Exercise requirements
Give the number of lines that contain the string "altro", and nothing else.

————

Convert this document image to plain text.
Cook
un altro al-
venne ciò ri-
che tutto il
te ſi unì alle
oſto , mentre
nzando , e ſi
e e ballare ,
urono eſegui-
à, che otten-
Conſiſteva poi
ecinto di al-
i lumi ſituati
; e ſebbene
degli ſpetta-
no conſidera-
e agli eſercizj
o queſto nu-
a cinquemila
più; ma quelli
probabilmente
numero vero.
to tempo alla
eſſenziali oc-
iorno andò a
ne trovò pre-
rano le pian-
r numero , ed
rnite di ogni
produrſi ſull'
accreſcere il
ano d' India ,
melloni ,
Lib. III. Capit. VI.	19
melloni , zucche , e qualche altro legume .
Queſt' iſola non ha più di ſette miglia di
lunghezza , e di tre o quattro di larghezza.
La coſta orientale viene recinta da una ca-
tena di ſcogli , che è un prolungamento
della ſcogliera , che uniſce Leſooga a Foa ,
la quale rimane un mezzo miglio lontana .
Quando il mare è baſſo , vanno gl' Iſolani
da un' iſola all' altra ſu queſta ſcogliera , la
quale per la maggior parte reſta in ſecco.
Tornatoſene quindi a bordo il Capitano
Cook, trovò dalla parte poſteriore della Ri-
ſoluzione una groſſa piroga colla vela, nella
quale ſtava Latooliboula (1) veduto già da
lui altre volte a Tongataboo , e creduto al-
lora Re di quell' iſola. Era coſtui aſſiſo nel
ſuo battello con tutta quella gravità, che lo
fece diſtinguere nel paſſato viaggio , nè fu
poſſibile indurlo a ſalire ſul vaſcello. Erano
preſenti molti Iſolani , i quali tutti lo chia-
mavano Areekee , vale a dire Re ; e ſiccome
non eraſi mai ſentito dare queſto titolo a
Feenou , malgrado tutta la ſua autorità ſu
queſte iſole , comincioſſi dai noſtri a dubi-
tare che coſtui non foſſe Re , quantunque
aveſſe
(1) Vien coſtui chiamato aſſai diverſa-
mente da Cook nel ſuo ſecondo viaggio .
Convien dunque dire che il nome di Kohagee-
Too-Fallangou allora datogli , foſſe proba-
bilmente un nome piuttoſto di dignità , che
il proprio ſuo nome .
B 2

————

Result of the exercise
2